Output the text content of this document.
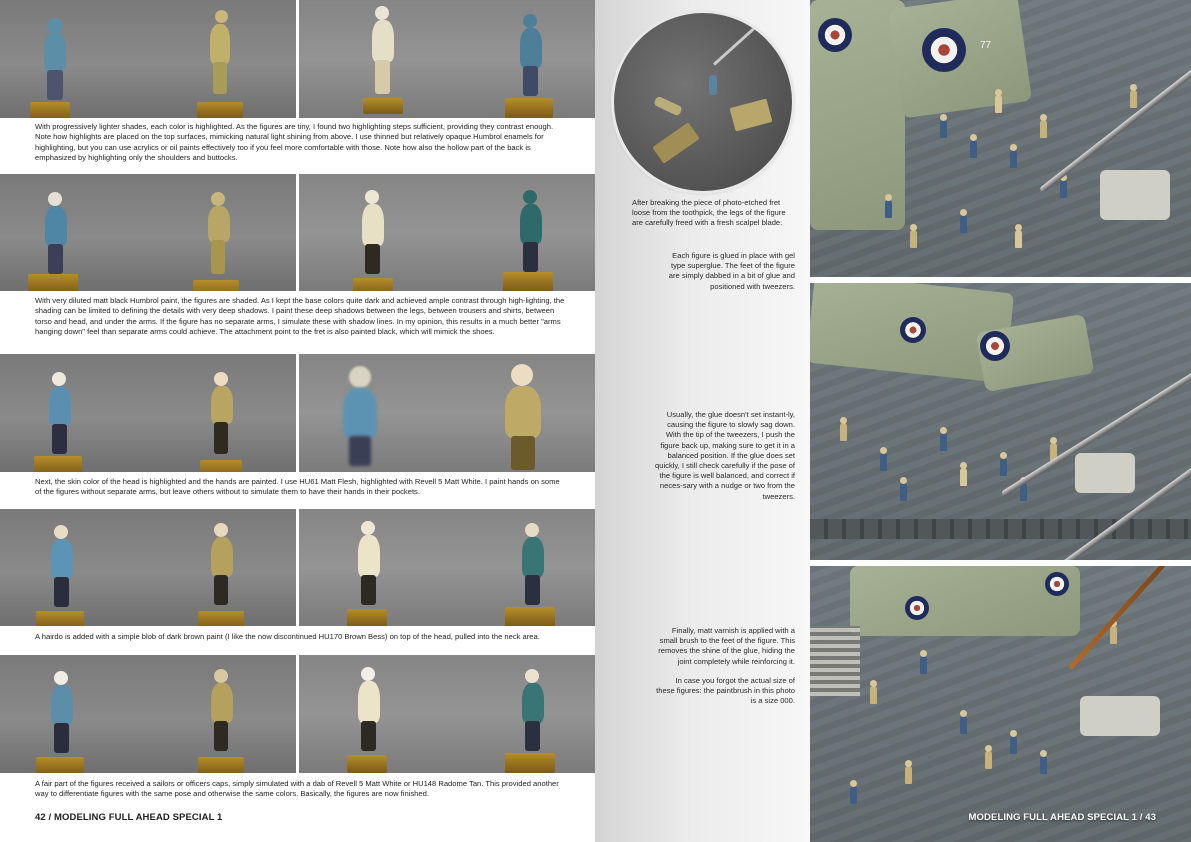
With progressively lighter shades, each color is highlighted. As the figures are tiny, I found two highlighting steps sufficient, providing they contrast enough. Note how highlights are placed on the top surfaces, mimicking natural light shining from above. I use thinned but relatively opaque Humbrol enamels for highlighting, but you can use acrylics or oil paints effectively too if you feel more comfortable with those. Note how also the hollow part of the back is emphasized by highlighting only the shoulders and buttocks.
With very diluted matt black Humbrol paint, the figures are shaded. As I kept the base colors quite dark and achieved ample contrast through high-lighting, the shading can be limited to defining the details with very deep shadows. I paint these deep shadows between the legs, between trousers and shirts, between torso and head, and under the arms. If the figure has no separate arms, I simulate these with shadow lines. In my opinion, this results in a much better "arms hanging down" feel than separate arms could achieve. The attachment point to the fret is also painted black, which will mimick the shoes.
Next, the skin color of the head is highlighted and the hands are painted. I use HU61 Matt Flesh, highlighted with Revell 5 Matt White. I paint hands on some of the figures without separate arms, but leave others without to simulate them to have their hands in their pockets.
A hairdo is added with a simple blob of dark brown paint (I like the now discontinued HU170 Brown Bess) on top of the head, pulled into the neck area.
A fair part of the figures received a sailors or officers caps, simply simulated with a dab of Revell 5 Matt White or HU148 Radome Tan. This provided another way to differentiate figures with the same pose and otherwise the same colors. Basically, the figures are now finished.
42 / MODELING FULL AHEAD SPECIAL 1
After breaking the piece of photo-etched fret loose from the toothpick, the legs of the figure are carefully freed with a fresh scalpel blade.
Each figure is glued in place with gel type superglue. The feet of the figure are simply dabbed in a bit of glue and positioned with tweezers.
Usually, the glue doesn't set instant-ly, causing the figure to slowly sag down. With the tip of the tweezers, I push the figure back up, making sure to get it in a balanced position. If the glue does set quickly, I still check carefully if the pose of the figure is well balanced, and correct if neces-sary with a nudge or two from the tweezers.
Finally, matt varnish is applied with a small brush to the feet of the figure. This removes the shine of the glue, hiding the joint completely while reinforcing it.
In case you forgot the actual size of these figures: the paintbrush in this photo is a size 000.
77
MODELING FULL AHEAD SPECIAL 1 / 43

Brief - From the material above, reproduce everything verbatim except the pictures.

Correct output -
Output the text content of this document.
With progressively lighter shades, each color is highlighted. As the figures are tiny, I found two highlighting steps sufficient, providing they contrast enough. Note how highlights are placed on the top surfaces, mimicking natural light shining from above. I use thinned but relatively opaque Humbrol enamels for highlighting, but you can use acrylics or oil paints effectively too if you feel more comfortable with those. Note how also the hollow part of the back is emphasized by highlighting only the shoulders and buttocks.
With very diluted matt black Humbrol paint, the figures are shaded. As I kept the base colors quite dark and achieved ample contrast through high-lighting, the shading can be limited to defining the details with very deep shadows. I paint these deep shadows between the legs, between trousers and shirts, between torso and head, and under the arms. If the figure has no separate arms, I simulate these with shadow lines. In my opinion, this results in a much better "arms hanging down" feel than separate arms could achieve. The attachment point to the fret is also painted black, which will mimick the shoes.
Next, the skin color of the head is highlighted and the hands are painted. I use HU61 Matt Flesh, highlighted with Revell 5 Matt White. I paint hands on some of the figures without separate arms, but leave others without to simulate them to have their hands in their pockets.
A hairdo is added with a simple blob of dark brown paint (I like the now discontinued HU170 Brown Bess) on top of the head, pulled into the neck area.
A fair part of the figures received a sailors or officers caps, simply simulated with a dab of Revell 5 Matt White or HU148 Radome Tan. This provided another way to differentiate figures with the same pose and otherwise the same colors. Basically, the figures are now finished.
42 / MODELING FULL AHEAD SPECIAL 1
After breaking the piece of photo-etched fret loose from the toothpick, the legs of the figure are carefully freed with a fresh scalpel blade.
Each figure is glued in place with gel type superglue. The feet of the figure are simply dabbed in a bit of glue and positioned with tweezers.
Usually, the glue doesn't set instant-ly, causing the figure to slowly sag down. With the tip of the tweezers, I push the figure back up, making sure to get it in a balanced position. If the glue does set quickly, I still check carefully if the pose of the figure is well balanced, and correct if neces-sary with a nudge or two from the tweezers.
Finally, matt varnish is applied with a small brush to the feet of the figure. This removes the shine of the glue, hiding the joint completely while reinforcing it.
In case you forgot the actual size of these figures: the paintbrush in this photo is a size 000.
77
MODELING FULL AHEAD SPECIAL 1 / 43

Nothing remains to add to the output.